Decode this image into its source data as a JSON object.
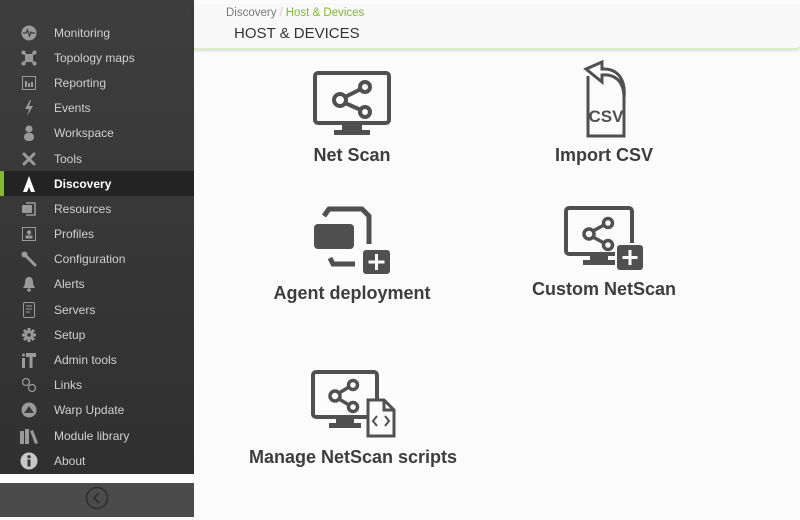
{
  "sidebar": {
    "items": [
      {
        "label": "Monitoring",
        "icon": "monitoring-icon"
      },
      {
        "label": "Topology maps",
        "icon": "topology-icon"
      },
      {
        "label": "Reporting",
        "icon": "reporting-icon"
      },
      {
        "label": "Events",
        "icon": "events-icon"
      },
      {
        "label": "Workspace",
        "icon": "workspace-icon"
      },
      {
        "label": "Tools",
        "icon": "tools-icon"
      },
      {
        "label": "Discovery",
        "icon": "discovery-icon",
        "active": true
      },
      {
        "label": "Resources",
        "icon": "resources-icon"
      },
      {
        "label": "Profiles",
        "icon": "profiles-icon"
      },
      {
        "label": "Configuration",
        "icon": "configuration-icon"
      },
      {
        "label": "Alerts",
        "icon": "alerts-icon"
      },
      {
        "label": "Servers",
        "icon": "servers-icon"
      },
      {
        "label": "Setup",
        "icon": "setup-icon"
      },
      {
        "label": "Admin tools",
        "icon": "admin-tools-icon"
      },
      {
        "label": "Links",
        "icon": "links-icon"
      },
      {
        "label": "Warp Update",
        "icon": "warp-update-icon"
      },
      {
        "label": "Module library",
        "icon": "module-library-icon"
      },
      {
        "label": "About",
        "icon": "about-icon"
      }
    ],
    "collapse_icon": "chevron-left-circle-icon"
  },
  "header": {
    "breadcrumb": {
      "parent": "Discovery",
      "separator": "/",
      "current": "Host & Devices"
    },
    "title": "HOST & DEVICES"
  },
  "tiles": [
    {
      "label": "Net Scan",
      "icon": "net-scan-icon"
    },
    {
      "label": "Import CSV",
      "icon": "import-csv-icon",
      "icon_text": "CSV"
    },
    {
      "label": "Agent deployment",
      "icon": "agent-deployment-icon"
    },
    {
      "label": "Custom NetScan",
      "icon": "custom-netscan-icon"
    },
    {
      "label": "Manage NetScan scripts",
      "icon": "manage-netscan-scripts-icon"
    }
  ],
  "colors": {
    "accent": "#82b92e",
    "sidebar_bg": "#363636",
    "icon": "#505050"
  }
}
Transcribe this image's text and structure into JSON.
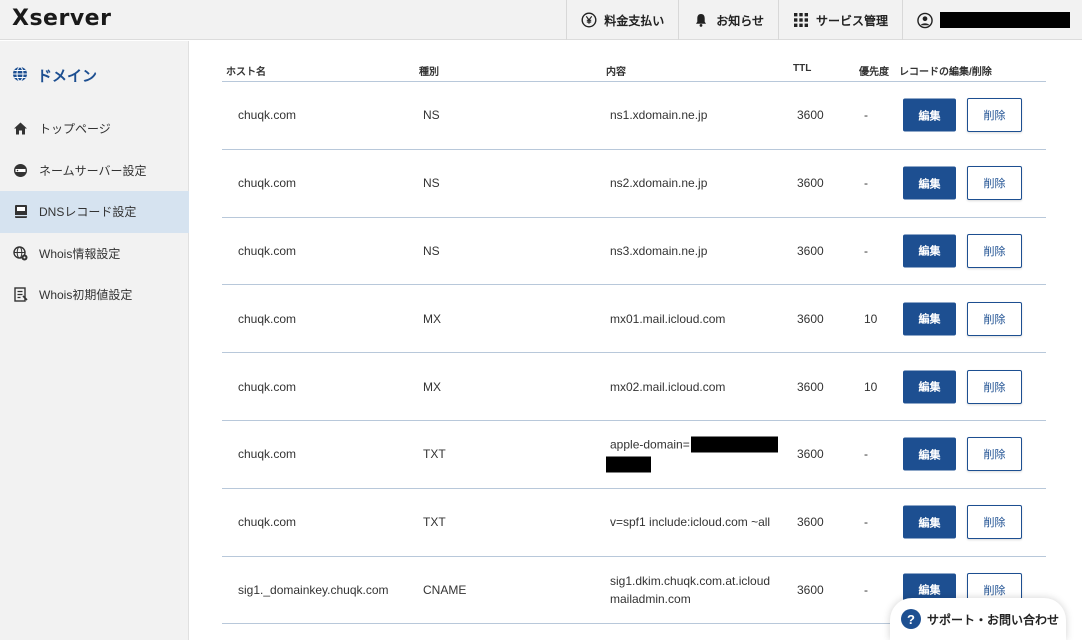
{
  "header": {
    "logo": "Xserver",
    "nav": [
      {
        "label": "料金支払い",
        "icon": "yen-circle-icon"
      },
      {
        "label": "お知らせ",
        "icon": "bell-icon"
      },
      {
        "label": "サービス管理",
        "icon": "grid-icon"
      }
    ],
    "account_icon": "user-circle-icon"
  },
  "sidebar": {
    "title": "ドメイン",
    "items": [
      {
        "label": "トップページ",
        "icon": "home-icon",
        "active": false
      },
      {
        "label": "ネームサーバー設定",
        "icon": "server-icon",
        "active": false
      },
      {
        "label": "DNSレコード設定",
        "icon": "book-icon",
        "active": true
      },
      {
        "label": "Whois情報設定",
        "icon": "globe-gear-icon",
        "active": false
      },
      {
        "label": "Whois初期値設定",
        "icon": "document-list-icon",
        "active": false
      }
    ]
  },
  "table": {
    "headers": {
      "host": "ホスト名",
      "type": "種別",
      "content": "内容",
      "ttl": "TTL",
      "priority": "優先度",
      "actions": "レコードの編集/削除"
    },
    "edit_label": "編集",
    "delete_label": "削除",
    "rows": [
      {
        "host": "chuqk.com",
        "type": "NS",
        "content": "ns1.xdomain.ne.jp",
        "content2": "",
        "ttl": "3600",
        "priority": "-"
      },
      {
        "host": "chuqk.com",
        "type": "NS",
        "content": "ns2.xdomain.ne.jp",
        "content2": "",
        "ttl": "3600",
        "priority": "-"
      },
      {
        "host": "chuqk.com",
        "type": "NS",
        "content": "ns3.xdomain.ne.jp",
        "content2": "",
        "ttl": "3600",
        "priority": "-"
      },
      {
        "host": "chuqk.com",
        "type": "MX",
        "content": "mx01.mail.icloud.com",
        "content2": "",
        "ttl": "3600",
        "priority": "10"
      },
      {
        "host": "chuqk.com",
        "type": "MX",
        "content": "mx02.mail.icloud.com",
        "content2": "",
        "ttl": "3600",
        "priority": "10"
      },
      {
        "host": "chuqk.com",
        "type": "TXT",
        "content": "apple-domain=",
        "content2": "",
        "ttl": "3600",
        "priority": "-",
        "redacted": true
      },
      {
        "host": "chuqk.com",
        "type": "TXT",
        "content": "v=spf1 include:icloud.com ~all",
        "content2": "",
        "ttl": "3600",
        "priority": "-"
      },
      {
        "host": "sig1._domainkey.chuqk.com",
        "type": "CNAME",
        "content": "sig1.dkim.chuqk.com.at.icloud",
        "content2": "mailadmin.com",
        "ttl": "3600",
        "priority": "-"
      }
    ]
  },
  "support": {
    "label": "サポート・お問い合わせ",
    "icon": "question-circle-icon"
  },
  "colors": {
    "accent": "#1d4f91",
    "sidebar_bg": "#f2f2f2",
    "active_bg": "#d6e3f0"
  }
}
##########
--- To do ---
Copy the records exactly as they appear, excluding images.

--- Correct response ---
Decode this image into its source data as a JSON object.
{
  "sidebar": {
    "items": [
      {
        "label": "Monitoring",
        "icon": "monitoring-icon"
      },
      {
        "label": "Topology maps",
        "icon": "topology-icon"
      },
      {
        "label": "Reporting",
        "icon": "reporting-icon"
      },
      {
        "label": "Events",
        "icon": "events-icon"
      },
      {
        "label": "Workspace",
        "icon": "workspace-icon"
      },
      {
        "label": "Tools",
        "icon": "tools-icon"
      },
      {
        "label": "Discovery",
        "icon": "discovery-icon",
        "active": true
      },
      {
        "label": "Resources",
        "icon": "resources-icon"
      },
      {
        "label": "Profiles",
        "icon": "profiles-icon"
      },
      {
        "label": "Configuration",
        "icon": "configuration-icon"
      },
      {
        "label": "Alerts",
        "icon": "alerts-icon"
      },
      {
        "label": "Servers",
        "icon": "servers-icon"
      },
      {
        "label": "Setup",
        "icon": "setup-icon"
      },
      {
        "label": "Admin tools",
        "icon": "admin-tools-icon"
      },
      {
        "label": "Links",
        "icon": "links-icon"
      },
      {
        "label": "Warp Update",
        "icon": "warp-update-icon"
      },
      {
        "label": "Module library",
        "icon": "module-library-icon"
      },
      {
        "label": "About",
        "icon": "about-icon"
      }
    ],
    "collapse_icon": "chevron-left-circle-icon"
  },
  "header": {
    "breadcrumb": {
      "parent": "Discovery",
      "separator": "/",
      "current": "Host & Devices"
    },
    "title": "HOST & DEVICES"
  },
  "tiles": [
    {
      "label": "Net Scan",
      "icon": "net-scan-icon"
    },
    {
      "label": "Import CSV",
      "icon": "import-csv-icon",
      "icon_text": "CSV"
    },
    {
      "label": "Agent deployment",
      "icon": "agent-deployment-icon"
    },
    {
      "label": "Custom NetScan",
      "icon": "custom-netscan-icon"
    },
    {
      "label": "Manage NetScan scripts",
      "icon": "manage-netscan-scripts-icon"
    }
  ],
  "colors": {
    "accent": "#82b92e",
    "sidebar_bg": "#363636",
    "icon": "#505050"
  }
}
Transcribe this image's text and structure into JSON.
{
  "header": {
    "logo": "Xserver",
    "nav": [
      {
        "label": "料金支払い",
        "icon": "yen-circle-icon"
      },
      {
        "label": "お知らせ",
        "icon": "bell-icon"
      },
      {
        "label": "サービス管理",
        "icon": "grid-icon"
      }
    ],
    "account_icon": "user-circle-icon"
  },
  "sidebar": {
    "title": "ドメイン",
    "items": [
      {
        "label": "トップページ",
        "icon": "home-icon",
        "active": false
      },
      {
        "label": "ネームサーバー設定",
        "icon": "server-icon",
        "active": false
      },
      {
        "label": "DNSレコード設定",
        "icon": "book-icon",
        "active": true
      },
      {
        "label": "Whois情報設定",
        "icon": "globe-gear-icon",
        "active": false
      },
      {
        "label": "Whois初期値設定",
        "icon": "document-list-icon",
        "active": false
      }
    ]
  },
  "table": {
    "headers": {
      "host": "ホスト名",
      "type": "種別",
      "content": "内容",
      "ttl": "TTL",
      "priority": "優先度",
      "actions": "レコードの編集/削除"
    },
    "edit_label": "編集",
    "delete_label": "削除",
    "rows": [
      {
        "host": "chuqk.com",
        "type": "NS",
        "content": "ns1.xdomain.ne.jp",
        "content2": "",
        "ttl": "3600",
        "priority": "-"
      },
      {
        "host": "chuqk.com",
        "type": "NS",
        "content": "ns2.xdomain.ne.jp",
        "content2": "",
        "ttl": "3600",
        "priority": "-"
      },
      {
        "host": "chuqk.com",
        "type": "NS",
        "content": "ns3.xdomain.ne.jp",
        "content2": "",
        "ttl": "3600",
        "priority": "-"
      },
      {
        "host": "chuqk.com",
        "type": "MX",
        "content": "mx01.mail.icloud.com",
        "content2": "",
        "ttl": "3600",
        "priority": "10"
      },
      {
        "host": "chuqk.com",
        "type": "MX",
        "content": "mx02.mail.icloud.com",
        "content2": "",
        "ttl": "3600",
        "priority": "10"
      },
      {
        "host": "chuqk.com",
        "type": "TXT",
        "content": "apple-domain=",
        "content2": "",
        "ttl": "3600",
        "priority": "-",
        "redacted": true
      },
      {
        "host": "chuqk.com",
        "type": "TXT",
        "content": "v=spf1 include:icloud.com ~all",
        "content2": "",
        "ttl": "3600",
        "priority": "-"
      },
      {
        "host": "sig1._domainkey.chuqk.com",
        "type": "CNAME",
        "content": "sig1.dkim.chuqk.com.at.icloud",
        "content2": "mailadmin.com",
        "ttl": "3600",
        "priority": "-"
      }
    ]
  },
  "support": {
    "label": "サポート・お問い合わせ",
    "icon": "question-circle-icon"
  },
  "colors": {
    "accent": "#1d4f91",
    "sidebar_bg": "#f2f2f2",
    "active_bg": "#d6e3f0"
  }
}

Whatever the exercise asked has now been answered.